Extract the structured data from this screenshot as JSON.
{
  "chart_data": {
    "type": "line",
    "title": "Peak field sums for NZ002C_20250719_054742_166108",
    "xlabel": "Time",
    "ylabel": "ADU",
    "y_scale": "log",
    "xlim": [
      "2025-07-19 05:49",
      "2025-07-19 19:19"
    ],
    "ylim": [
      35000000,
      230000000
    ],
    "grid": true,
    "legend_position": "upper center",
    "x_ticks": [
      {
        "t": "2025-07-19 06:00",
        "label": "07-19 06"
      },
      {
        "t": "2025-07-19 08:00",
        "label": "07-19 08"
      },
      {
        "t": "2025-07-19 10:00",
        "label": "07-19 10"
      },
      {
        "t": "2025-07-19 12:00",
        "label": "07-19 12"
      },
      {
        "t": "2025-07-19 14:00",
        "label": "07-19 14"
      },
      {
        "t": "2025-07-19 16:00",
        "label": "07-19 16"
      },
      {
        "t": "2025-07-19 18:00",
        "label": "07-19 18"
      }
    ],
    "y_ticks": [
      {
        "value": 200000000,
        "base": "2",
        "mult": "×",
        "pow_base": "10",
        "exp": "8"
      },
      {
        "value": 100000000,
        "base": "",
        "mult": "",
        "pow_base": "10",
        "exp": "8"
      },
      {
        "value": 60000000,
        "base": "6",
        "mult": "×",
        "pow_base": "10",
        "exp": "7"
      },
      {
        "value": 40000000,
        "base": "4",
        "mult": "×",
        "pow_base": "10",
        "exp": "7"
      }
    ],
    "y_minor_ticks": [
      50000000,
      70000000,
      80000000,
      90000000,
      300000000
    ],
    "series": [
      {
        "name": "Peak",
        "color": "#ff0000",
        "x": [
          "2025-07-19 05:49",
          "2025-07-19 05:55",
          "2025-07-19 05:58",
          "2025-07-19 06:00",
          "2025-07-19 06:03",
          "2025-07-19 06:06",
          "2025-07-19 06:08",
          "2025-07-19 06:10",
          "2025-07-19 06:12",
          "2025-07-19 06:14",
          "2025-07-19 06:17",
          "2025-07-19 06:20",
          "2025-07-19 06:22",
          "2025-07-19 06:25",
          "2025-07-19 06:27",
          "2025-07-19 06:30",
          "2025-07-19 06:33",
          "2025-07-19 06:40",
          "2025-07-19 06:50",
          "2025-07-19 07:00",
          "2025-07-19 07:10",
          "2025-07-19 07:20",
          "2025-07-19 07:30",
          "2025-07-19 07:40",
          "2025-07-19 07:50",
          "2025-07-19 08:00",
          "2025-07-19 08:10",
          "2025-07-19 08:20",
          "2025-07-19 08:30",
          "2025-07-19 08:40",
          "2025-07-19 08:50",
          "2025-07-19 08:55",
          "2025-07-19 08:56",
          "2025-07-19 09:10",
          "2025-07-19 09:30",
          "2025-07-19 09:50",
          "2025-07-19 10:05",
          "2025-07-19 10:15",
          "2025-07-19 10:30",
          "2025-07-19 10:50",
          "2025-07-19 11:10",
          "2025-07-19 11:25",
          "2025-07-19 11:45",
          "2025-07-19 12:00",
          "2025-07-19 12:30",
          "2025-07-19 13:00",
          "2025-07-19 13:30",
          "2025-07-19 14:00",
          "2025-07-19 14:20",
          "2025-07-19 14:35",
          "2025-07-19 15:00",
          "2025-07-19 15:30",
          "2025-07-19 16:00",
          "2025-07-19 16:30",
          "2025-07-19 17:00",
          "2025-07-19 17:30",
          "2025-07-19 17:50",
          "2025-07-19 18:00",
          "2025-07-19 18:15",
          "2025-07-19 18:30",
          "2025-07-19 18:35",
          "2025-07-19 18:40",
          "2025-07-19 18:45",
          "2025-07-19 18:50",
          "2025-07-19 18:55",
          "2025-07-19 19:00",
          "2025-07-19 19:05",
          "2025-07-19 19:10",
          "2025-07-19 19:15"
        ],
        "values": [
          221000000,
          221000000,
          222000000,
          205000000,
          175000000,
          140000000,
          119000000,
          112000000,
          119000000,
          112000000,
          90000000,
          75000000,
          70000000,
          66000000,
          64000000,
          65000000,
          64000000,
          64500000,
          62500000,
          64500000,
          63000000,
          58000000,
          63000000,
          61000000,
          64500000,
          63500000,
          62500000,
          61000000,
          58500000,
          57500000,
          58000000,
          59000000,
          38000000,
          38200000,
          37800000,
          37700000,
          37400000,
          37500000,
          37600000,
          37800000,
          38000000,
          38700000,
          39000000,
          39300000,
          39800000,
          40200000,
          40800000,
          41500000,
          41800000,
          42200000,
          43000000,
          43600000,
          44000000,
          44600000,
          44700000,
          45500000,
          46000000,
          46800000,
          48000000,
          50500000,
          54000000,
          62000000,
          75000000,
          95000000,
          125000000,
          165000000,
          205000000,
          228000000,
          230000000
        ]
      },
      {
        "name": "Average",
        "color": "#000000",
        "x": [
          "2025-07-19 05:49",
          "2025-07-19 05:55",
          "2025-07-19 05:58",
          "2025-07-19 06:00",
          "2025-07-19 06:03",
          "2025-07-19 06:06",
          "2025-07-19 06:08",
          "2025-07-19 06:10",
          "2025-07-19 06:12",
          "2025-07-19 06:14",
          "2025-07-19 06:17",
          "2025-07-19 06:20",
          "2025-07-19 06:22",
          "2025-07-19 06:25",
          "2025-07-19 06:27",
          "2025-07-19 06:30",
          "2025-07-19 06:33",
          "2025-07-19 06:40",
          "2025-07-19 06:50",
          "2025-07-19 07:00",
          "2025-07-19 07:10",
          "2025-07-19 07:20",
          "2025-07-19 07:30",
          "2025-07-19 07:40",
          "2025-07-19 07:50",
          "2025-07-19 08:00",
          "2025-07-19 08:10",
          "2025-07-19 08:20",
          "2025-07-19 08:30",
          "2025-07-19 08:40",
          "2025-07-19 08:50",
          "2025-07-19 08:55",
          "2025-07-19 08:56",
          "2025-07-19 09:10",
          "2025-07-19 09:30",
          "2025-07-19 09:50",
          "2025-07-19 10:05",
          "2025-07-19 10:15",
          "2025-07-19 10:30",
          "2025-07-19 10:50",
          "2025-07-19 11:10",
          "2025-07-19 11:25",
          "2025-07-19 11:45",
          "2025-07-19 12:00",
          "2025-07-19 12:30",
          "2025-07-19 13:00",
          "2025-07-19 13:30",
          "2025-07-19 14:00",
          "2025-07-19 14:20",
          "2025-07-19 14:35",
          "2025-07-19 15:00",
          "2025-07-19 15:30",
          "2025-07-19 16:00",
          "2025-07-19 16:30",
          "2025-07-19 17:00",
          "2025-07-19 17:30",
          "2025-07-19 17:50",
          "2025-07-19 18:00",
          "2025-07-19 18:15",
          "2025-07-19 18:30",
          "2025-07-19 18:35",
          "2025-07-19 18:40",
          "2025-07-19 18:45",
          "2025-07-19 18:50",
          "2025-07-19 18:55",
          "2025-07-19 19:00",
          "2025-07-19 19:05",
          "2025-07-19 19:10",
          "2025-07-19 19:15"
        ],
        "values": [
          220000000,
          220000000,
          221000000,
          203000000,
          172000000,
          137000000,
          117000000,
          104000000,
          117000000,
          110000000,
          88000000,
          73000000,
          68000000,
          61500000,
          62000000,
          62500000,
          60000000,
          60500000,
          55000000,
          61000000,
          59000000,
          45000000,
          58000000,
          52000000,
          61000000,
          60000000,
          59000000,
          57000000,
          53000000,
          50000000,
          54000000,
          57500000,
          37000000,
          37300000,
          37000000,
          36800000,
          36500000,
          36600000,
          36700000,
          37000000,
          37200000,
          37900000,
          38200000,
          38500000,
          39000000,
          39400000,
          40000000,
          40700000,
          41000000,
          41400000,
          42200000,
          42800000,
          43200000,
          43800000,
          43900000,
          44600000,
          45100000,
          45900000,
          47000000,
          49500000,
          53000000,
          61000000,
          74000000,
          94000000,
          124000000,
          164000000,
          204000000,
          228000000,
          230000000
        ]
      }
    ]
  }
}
========================
→ What is needed:
From the listing above, report the number of lines containing the string "Peak", without any accompanying remarks.

→ Exercise answer:
2